Show all lines from the data that include the word "степень".
**** Dataset extract
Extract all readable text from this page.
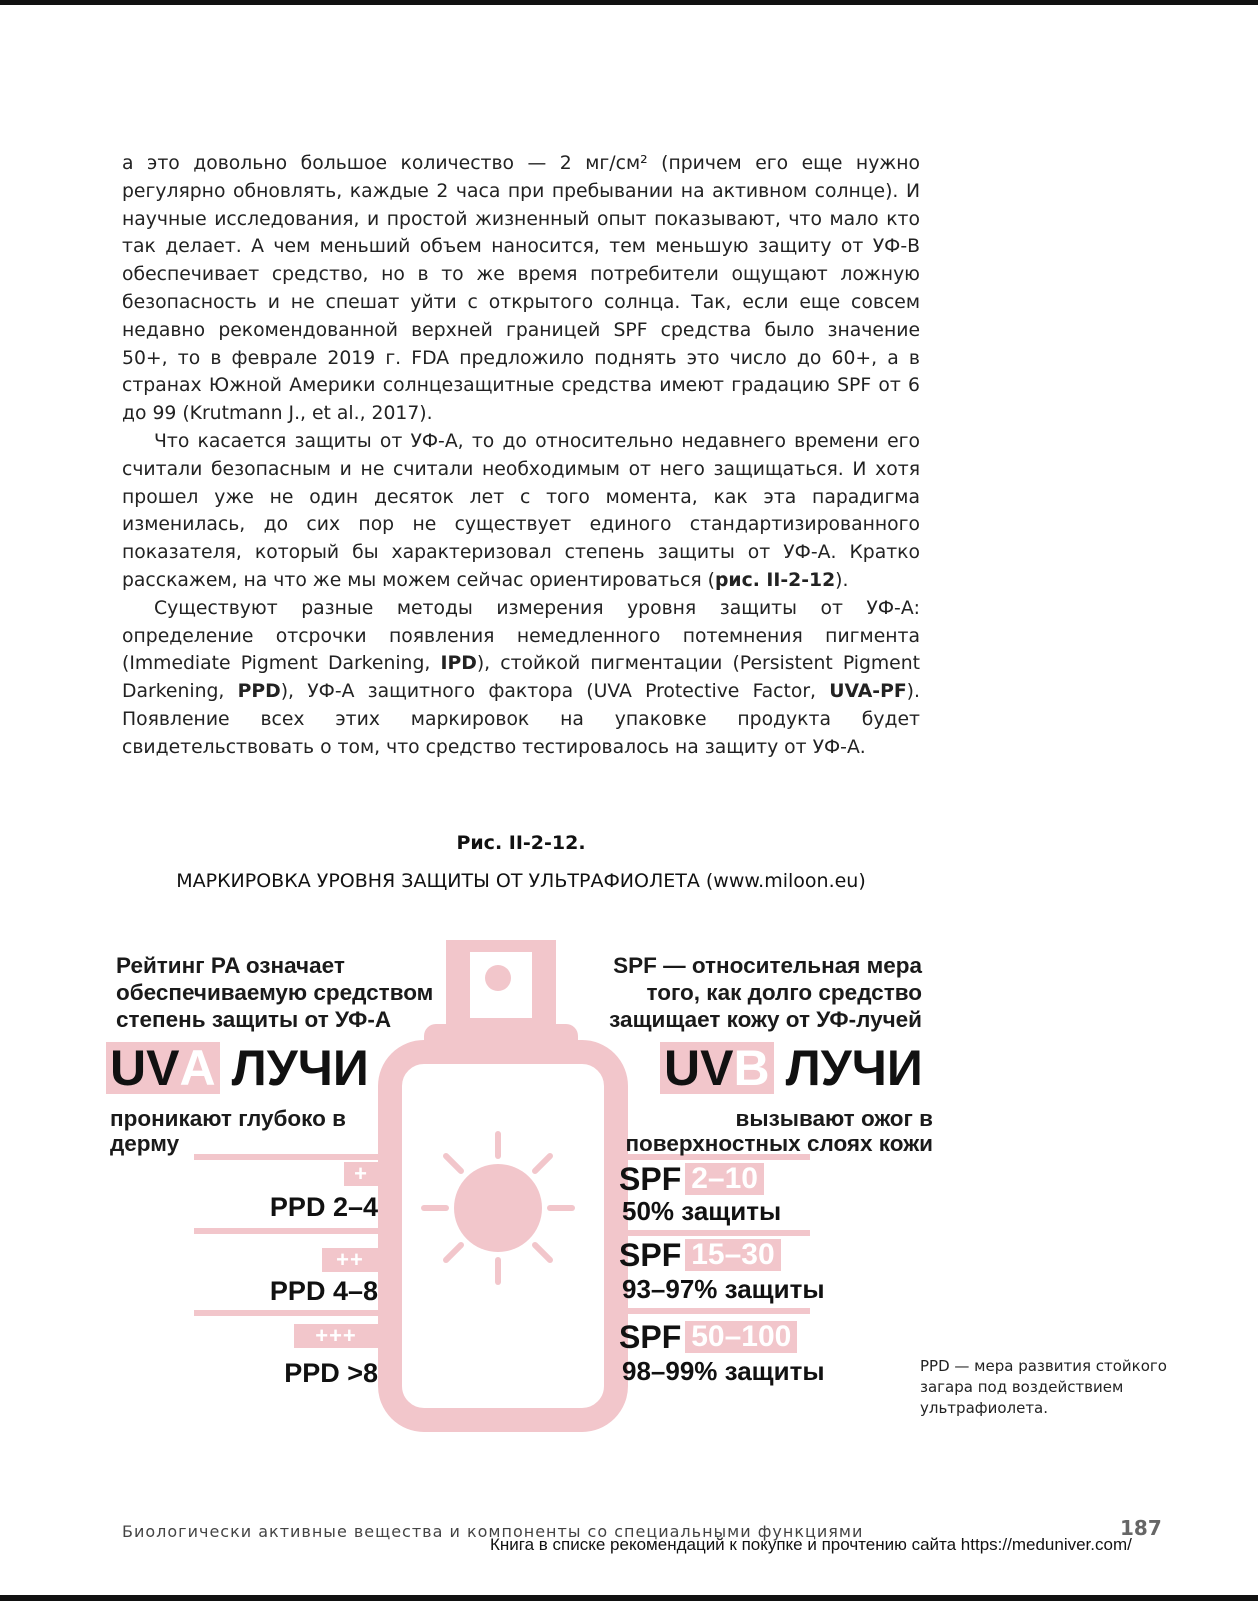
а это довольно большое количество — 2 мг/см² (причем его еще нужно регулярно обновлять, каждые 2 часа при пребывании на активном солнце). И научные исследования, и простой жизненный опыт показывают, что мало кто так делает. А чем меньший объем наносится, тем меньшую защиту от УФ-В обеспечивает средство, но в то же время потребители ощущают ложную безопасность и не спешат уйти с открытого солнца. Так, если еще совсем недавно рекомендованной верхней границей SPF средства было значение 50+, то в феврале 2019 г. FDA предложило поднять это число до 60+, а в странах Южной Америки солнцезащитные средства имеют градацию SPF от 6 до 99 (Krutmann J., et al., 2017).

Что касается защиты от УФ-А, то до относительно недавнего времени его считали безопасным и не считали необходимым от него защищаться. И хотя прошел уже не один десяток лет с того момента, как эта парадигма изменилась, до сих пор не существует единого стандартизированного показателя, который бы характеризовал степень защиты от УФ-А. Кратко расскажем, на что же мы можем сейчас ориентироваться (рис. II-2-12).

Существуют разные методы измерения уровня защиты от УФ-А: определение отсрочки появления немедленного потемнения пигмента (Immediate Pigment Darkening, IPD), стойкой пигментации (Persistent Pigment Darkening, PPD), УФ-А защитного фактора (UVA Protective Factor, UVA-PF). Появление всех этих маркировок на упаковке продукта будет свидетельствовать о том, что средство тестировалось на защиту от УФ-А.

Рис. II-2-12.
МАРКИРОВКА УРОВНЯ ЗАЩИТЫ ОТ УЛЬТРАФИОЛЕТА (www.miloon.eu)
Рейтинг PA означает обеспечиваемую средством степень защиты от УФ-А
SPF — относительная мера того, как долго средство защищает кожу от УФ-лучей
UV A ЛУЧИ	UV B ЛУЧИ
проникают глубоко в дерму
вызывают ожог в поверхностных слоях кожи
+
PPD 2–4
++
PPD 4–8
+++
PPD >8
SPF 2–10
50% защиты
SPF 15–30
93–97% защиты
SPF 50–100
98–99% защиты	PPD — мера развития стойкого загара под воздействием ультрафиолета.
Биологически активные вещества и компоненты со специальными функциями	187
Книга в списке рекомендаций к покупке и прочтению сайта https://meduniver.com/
********
Reply to the exercise =
Что касается защиты от УФ-А, то до относительно недавнего времени его считали безопасным и не считали необходимым от него защищаться. И хотя прошел уже не один десяток лет с того момента, как эта парадигма изменилась, до сих пор не существует единого стандартизированного показателя, который бы характеризовал степень защиты от УФ-А. Кратко расскажем, на что же мы можем сейчас ориентироваться (рис. II-2-12).
Рейтинг PA означает обеспечиваемую средством степень защиты от УФ-А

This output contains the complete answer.